§ **EXERCISE BRIEF**
Rewrite every line of the records with "toolbar-separator" swapped for "toolbar-divider" wherever it occurs, keeping everything else the same.

§ **DATA**
———
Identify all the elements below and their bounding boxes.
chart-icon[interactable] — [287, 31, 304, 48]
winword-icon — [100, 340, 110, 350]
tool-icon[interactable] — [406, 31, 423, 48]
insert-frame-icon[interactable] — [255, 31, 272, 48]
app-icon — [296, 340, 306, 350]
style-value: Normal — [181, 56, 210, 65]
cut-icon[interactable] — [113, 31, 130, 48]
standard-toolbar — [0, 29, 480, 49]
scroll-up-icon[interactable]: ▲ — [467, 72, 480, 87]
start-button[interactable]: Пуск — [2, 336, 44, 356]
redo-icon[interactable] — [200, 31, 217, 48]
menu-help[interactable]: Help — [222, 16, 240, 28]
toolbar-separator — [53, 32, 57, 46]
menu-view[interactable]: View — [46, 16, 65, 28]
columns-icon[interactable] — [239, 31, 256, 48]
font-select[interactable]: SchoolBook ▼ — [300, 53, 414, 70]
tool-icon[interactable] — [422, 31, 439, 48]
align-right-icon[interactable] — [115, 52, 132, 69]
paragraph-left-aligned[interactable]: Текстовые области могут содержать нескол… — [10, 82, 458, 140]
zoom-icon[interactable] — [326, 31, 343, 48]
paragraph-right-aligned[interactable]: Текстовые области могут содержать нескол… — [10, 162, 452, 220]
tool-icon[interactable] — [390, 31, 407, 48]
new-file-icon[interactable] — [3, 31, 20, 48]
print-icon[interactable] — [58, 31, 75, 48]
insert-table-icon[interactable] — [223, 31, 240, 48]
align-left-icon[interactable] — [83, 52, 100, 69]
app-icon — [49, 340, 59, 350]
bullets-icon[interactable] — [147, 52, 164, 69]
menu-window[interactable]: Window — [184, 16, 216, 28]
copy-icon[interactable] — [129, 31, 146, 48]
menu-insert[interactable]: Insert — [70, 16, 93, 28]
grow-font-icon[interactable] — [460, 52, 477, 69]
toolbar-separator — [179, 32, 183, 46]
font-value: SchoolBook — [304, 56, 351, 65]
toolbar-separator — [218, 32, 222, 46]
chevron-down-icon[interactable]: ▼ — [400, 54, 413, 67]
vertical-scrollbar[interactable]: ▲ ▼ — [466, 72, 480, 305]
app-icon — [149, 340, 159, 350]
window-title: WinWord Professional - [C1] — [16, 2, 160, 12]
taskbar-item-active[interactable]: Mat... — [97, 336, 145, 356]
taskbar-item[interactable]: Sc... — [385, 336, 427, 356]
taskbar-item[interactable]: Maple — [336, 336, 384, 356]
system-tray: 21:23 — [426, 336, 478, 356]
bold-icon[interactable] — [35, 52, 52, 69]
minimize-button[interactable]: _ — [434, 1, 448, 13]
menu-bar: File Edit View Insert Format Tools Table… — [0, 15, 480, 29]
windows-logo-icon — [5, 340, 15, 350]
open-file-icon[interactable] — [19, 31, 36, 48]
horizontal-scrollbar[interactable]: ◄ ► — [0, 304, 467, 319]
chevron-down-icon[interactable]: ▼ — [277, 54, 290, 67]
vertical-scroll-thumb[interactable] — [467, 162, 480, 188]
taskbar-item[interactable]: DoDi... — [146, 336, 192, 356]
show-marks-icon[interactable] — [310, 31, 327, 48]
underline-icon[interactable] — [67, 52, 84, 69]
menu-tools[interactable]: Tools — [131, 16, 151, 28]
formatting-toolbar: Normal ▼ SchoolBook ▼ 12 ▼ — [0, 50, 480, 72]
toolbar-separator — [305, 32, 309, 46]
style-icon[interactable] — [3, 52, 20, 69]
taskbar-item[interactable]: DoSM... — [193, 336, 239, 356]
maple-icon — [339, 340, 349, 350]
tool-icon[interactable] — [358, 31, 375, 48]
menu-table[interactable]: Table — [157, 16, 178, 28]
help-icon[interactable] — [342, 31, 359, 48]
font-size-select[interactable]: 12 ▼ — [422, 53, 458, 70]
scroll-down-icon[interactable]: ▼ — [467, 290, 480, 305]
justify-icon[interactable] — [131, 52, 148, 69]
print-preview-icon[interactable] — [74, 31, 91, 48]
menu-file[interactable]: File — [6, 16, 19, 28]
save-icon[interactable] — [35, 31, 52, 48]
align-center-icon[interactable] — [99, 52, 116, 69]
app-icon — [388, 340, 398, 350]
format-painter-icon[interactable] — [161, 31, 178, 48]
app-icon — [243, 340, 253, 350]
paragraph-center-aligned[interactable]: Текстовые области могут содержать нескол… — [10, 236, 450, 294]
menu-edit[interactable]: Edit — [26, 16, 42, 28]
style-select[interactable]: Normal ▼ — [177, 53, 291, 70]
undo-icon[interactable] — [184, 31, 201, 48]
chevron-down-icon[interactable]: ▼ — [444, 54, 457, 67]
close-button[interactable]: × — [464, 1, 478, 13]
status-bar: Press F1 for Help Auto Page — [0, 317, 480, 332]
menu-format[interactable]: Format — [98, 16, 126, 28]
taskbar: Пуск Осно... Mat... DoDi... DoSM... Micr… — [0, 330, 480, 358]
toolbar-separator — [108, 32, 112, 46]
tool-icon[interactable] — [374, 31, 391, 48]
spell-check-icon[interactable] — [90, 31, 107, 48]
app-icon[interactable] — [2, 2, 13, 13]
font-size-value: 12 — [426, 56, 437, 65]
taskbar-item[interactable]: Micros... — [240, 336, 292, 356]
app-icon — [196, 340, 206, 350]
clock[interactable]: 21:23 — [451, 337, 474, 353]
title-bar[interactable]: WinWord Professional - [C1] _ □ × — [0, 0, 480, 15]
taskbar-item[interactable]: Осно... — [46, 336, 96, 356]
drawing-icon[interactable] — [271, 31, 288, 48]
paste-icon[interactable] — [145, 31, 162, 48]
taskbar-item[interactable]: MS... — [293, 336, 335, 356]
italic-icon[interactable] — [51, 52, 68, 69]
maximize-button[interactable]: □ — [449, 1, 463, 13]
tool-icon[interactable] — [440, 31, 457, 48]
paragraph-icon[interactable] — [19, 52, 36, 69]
———
§ **RIGHT ANSWER**
Identify all the elements below and their bounding boxes.
chart-icon[interactable] — [287, 31, 304, 48]
winword-icon — [100, 340, 110, 350]
tool-icon[interactable] — [406, 31, 423, 48]
insert-frame-icon[interactable] — [255, 31, 272, 48]
app-icon — [296, 340, 306, 350]
style-value: Normal — [181, 56, 210, 65]
cut-icon[interactable] — [113, 31, 130, 48]
standard-toolbar — [0, 29, 480, 49]
scroll-up-icon[interactable]: ▲ — [467, 72, 480, 87]
start-button[interactable]: Пуск — [2, 336, 44, 356]
redo-icon[interactable] — [200, 31, 217, 48]
menu-help[interactable]: Help — [222, 16, 240, 28]
toolbar-divider — [53, 32, 57, 46]
menu-view[interactable]: View — [46, 16, 65, 28]
columns-icon[interactable] — [239, 31, 256, 48]
font-select[interactable]: SchoolBook ▼ — [300, 53, 414, 70]
tool-icon[interactable] — [422, 31, 439, 48]
align-right-icon[interactable] — [115, 52, 132, 69]
paragraph-left-aligned[interactable]: Текстовые области могут содержать нескол… — [10, 82, 458, 140]
zoom-icon[interactable] — [326, 31, 343, 48]
paragraph-right-aligned[interactable]: Текстовые области могут содержать нескол… — [10, 162, 452, 220]
tool-icon[interactable] — [390, 31, 407, 48]
new-file-icon[interactable] — [3, 31, 20, 48]
print-icon[interactable] — [58, 31, 75, 48]
insert-table-icon[interactable] — [223, 31, 240, 48]
align-left-icon[interactable] — [83, 52, 100, 69]
app-icon — [49, 340, 59, 350]
bullets-icon[interactable] — [147, 52, 164, 69]
menu-window[interactable]: Window — [184, 16, 216, 28]
copy-icon[interactable] — [129, 31, 146, 48]
menu-insert[interactable]: Insert — [70, 16, 93, 28]
grow-font-icon[interactable] — [460, 52, 477, 69]
toolbar-divider — [179, 32, 183, 46]
font-value: SchoolBook — [304, 56, 351, 65]
toolbar-divider — [218, 32, 222, 46]
chevron-down-icon[interactable]: ▼ — [400, 54, 413, 67]
vertical-scrollbar[interactable]: ▲ ▼ — [466, 72, 480, 305]
app-icon — [149, 340, 159, 350]
window-title: WinWord Professional - [C1] — [16, 2, 160, 12]
taskbar-item-active[interactable]: Mat... — [97, 336, 145, 356]
taskbar-item[interactable]: Sc... — [385, 336, 427, 356]
taskbar-item[interactable]: Maple — [336, 336, 384, 356]
system-tray: 21:23 — [426, 336, 478, 356]
bold-icon[interactable] — [35, 52, 52, 69]
minimize-button[interactable]: _ — [434, 1, 448, 13]
menu-bar: File Edit View Insert Format Tools Table… — [0, 15, 480, 29]
windows-logo-icon — [5, 340, 15, 350]
open-file-icon[interactable] — [19, 31, 36, 48]
horizontal-scrollbar[interactable]: ◄ ► — [0, 304, 467, 319]
chevron-down-icon[interactable]: ▼ — [277, 54, 290, 67]
vertical-scroll-thumb[interactable] — [467, 162, 480, 188]
taskbar-item[interactable]: DoDi... — [146, 336, 192, 356]
show-marks-icon[interactable] — [310, 31, 327, 48]
underline-icon[interactable] — [67, 52, 84, 69]
menu-tools[interactable]: Tools — [131, 16, 151, 28]
formatting-toolbar: Normal ▼ SchoolBook ▼ 12 ▼ — [0, 50, 480, 72]
toolbar-divider — [305, 32, 309, 46]
style-icon[interactable] — [3, 52, 20, 69]
taskbar-item[interactable]: DoSM... — [193, 336, 239, 356]
maple-icon — [339, 340, 349, 350]
tool-icon[interactable] — [358, 31, 375, 48]
menu-table[interactable]: Table — [157, 16, 178, 28]
help-icon[interactable] — [342, 31, 359, 48]
font-size-select[interactable]: 12 ▼ — [422, 53, 458, 70]
scroll-down-icon[interactable]: ▼ — [467, 290, 480, 305]
justify-icon[interactable] — [131, 52, 148, 69]
print-preview-icon[interactable] — [74, 31, 91, 48]
menu-file[interactable]: File — [6, 16, 19, 28]
save-icon[interactable] — [35, 31, 52, 48]
align-center-icon[interactable] — [99, 52, 116, 69]
app-icon — [388, 340, 398, 350]
format-painter-icon[interactable] — [161, 31, 178, 48]
app-icon — [243, 340, 253, 350]
paragraph-center-aligned[interactable]: Текстовые области могут содержать нескол… — [10, 236, 450, 294]
menu-edit[interactable]: Edit — [26, 16, 42, 28]
style-select[interactable]: Normal ▼ — [177, 53, 291, 70]
undo-icon[interactable] — [184, 31, 201, 48]
chevron-down-icon[interactable]: ▼ — [444, 54, 457, 67]
close-button[interactable]: × — [464, 1, 478, 13]
status-bar: Press F1 for Help Auto Page — [0, 317, 480, 332]
menu-format[interactable]: Format — [98, 16, 126, 28]
taskbar: Пуск Осно... Mat... DoDi... DoSM... Micr… — [0, 330, 480, 358]
toolbar-divider — [108, 32, 112, 46]
tool-icon[interactable] — [374, 31, 391, 48]
spell-check-icon[interactable] — [90, 31, 107, 48]
app-icon[interactable] — [2, 2, 13, 13]
font-size-value: 12 — [426, 56, 437, 65]
taskbar-item[interactable]: Micros... — [240, 336, 292, 356]
app-icon — [196, 340, 206, 350]
clock[interactable]: 21:23 — [451, 337, 474, 353]
title-bar[interactable]: WinWord Professional - [C1] _ □ × — [0, 0, 480, 15]
taskbar-item[interactable]: Осно... — [46, 336, 96, 356]
drawing-icon[interactable] — [271, 31, 288, 48]
paste-icon[interactable] — [145, 31, 162, 48]
taskbar-item[interactable]: MS... — [293, 336, 335, 356]
italic-icon[interactable] — [51, 52, 68, 69]
maximize-button[interactable]: □ — [449, 1, 463, 13]
tool-icon[interactable] — [440, 31, 457, 48]
paragraph-icon[interactable] — [19, 52, 36, 69]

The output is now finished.